How Meta's Ray-Ban glasses will shape the future of experiential marketing

seeing live events through a WHOLE new lens


Meta recently dropped their new Ray-Ban Display glasses at Meta Connect 2025, and everyone's freaking out. But what does this actually mean for those of us planning events? 


At Proscenium, we’re constantly thinking about how new technology affects the live events industry. And here's what I think.


While social media is feeding fancy AR demos that make it seem like everyone will be wearing these in a few months, I’m here to cut through the hype and determine whether these glasses will truly change how attendees experience your next conference or meeting. Before diving in, for those who only caught clips of Mark Zuckerberg's product demo fails on stage, let me share the genuinely impressive features this product claims to offer:

  • A built-in display that shows notifications, directions, and captions right in your field of vision
  • Real-time translation capabilities with captions
  • Integrated Meta AI that understands what you're looking at
  • Hands-free POV video recording with a convenient built-in viewfinder
  • The Neural Band wristband that enables control through subtle hand gestures (straight out of science fiction)

Look, the tech is impressive and all, but let's be real about what's actually useful for event professionals right now.

Before you pitch this to your boss...

Let's take a realistic look at these features before revamping our event strategies:

  • Translation services: Yeah, it's cool, but most attendees won't have these glasses yet, so this is a nice-to-have, not a complete solution for your next global or multilingual event. (Hot take: AirPods will probably mainstream audio translation with their latest update before glasses do.)
  • Event navigation: Sounds amazing, right? Except it only works outdoors in certain cities right now. That dream of guiding people straight to Booth 432? Not happening yet.
  • Messaging: WhatsApp, Messenger, and Instagram show up in your view, but no iMessage. So you're missing a huge chunk of your attendees' preferred messaging platform.

Look, I get tempted to pitch shiny new tech to my clients at Proscenium all the time, but let's be real, we need to dig into what actually works before getting anyone's hopes up.

The sleeper hit feature no one's talking about

Here's the thing most people are missing: the killer feature isn't some new tech. It's the mainstream adoption of POV video capture.

Think about it: The old Ray-Bans with cameras? Those were mostly for content creators and tech nerds. But these new ones have enough useful features that regular folks might actually buy them. Suddenly your average attendee becomes a content machine.

This is huge for event design:

  • You'll get way more attendees capturing walkthrough videos of your show floor
  • Every keynote, product reveal, and activation gets documented from dozens of perspectives
  • Content sharing shifts from just the pros to everyday participants

Best part? POV content solves that classic "I hate being on camera" problem. When you're capturing POV, you're never in the shot! That makes content creation way more comfortable for the average attendee.
....
**Task list:**
a. Render the following sentence from the article on Meta's Ray-Ban Display glasses above into Spanish: "That makes content creation way more comfortable for the average attendee."
b. Answer these questions using the article on Meta's Ray-Ban Display glasses above:
(i) At which event did Meta release the Ray-Ban Display glasses?
(ii) Which messaging platform does not appear in the glasses' view?
(iii) Under what conditions does event navigation currently work?
c. Write the next part of the article on Meta's Ray-Ban Display glasses, beginning immediately after its final sentence.

(Stored entries)
....
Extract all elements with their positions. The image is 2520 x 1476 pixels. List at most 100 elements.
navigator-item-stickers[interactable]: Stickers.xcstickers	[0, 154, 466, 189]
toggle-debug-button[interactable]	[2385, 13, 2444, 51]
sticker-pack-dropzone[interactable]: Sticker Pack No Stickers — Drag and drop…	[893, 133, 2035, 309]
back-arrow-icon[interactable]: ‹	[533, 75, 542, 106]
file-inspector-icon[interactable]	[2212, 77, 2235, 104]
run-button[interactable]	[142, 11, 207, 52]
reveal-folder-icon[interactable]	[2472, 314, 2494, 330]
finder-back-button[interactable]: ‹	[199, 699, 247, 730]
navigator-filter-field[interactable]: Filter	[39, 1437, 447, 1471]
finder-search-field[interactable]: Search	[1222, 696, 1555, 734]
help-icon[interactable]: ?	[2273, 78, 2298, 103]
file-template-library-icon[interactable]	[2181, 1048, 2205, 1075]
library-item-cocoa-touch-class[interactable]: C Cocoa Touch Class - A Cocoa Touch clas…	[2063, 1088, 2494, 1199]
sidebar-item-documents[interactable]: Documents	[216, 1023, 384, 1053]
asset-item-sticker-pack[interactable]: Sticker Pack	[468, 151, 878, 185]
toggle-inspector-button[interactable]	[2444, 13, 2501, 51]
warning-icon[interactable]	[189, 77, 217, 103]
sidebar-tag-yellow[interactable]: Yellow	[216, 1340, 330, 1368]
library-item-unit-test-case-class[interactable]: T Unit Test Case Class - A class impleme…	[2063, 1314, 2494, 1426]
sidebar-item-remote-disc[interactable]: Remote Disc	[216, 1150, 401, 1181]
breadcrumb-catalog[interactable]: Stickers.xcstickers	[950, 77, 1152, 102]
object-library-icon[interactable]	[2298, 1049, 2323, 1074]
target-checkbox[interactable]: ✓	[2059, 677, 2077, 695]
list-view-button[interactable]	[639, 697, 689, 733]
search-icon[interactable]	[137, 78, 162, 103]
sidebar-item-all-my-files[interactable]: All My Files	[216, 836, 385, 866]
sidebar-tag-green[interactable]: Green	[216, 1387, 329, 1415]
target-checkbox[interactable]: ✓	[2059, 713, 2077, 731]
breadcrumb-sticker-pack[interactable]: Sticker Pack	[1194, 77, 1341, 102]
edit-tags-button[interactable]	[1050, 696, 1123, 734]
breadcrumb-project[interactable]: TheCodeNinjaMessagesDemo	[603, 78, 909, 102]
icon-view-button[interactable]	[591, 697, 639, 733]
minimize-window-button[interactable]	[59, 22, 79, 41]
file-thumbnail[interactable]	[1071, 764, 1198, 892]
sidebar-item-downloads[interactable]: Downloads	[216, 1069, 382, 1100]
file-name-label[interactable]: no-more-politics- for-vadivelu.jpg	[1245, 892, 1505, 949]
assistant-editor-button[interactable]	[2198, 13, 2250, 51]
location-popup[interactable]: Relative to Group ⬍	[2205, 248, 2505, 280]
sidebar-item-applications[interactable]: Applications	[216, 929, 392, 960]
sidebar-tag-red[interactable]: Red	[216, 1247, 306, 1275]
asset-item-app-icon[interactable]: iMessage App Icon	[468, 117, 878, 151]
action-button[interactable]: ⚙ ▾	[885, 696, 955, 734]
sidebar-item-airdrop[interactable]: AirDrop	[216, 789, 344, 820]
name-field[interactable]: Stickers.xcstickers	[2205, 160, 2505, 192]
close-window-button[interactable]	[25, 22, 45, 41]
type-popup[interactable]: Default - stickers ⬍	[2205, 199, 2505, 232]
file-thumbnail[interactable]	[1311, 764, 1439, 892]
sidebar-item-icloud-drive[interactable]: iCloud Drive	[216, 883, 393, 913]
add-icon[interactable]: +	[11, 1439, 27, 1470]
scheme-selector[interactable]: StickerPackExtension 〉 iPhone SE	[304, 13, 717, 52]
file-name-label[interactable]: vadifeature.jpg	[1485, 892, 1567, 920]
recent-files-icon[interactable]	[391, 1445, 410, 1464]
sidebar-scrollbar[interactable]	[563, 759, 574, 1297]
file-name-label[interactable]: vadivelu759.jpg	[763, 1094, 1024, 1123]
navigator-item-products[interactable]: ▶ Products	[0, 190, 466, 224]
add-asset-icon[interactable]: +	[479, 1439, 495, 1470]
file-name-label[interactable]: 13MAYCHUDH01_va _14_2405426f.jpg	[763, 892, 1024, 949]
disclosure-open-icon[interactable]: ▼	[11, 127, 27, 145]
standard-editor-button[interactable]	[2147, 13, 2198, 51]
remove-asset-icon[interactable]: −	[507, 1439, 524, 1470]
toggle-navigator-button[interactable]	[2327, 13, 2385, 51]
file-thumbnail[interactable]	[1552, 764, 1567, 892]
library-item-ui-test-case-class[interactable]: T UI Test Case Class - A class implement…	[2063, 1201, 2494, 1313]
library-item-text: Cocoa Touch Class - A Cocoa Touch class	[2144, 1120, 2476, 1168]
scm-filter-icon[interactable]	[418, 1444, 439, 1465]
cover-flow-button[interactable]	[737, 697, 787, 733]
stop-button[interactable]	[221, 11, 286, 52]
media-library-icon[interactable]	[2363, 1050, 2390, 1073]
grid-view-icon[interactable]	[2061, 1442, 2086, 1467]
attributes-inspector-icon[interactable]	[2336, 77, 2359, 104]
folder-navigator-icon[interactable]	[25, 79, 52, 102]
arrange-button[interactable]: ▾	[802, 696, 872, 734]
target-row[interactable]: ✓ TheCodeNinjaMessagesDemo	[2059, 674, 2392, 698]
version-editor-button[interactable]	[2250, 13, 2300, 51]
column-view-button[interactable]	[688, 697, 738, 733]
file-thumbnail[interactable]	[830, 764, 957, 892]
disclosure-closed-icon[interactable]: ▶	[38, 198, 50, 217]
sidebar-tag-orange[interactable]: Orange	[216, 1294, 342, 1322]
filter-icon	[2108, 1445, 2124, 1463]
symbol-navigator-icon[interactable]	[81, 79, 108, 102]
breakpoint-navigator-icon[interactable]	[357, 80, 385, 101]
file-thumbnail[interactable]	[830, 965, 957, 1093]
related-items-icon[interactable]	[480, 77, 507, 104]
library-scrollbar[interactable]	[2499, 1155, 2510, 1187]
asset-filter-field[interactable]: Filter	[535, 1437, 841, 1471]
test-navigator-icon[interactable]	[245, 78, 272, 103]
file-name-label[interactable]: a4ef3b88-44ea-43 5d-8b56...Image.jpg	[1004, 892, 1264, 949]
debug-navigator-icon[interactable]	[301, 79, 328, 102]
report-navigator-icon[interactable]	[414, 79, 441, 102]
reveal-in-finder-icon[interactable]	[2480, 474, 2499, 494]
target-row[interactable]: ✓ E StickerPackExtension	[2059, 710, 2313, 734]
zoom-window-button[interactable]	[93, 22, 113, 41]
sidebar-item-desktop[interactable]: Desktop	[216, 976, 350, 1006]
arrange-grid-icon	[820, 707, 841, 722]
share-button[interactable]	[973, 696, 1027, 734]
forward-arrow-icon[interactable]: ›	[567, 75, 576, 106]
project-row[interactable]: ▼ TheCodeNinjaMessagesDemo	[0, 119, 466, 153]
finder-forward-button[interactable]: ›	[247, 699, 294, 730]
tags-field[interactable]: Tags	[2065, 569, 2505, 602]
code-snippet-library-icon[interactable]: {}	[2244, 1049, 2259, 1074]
....
**Results of the exercise:**
a. Eso hace que la creación de contenido sea mucho más cómoda para el asistente promedio.

b.
(i) Meta Connect 2025
(ii) iMessage
(iii) Only outdoors in certain cities

c.
Smart event marketers need to start designing with this in mind, like, yesterday.

Stuff you can actually do right now

Want to jump on this? Here's what works today:

  • Use WhatsApp and Messenger as well as other notification platforms for your event communications since those will pop up right in attendees' view who have AR glasses.
  • Create "POV-worthy" moments throughout your event that look amazing from first-person. Less selfie walls, more immersive experiences!
  • Get creative with visual prompts that guide attendees to use Meta AI. Think signage like "Ask AI to create lyrics about [your name] visiting [conference name] and what you learned today." Fun stuff that works right now and not exclusive to AR glasses.

No need to wait for future updates – this all works today.

What's Next (And It's Coming Fast!)

The real revolution happens when we get a third-party app store. Once developers can build their own stuff (which is already in the works), we'll see:

  • Custom in-venue navigation
  • Personalized notifications about your specific agenda
  • Interactive booth experiences that trigger when you look at them

My guess is, this ecosystem will develop much faster than the iPhone app store did. Remember, it took only 18 months from the iPhone's launch to the App Store opening, and Mark Zuckerberg has already announced a developer kit for the new devices. We're looking at months, not years, before this platform truly expands.

Look, I'm genuinely pumped to see how this tech reshapes our event playbook. At Proscenium, we're already brainstorming ways to leverage these glasses that'll make our clients' events pop in ways nobody's even imagining yet. While it's still early days for AR glasses in the events space, there are clear opportunities to start experimenting now. The truly revolutionary applications may still be months away, but smart event marketers should be preparing for this shift today rather than playing catch-up tomorrow.

👉 Bottom line for event marketers: While everyone else is daydreaming about full AR, your immediate opportunity is designing for the wave of POV content coming from regular attendees. This isn't future talk – it's happening now.

Questions worth asking: How would your event look different if designed to be captured from first-person? What experiences would make attendees naturally want to hit record and share what they're seeing?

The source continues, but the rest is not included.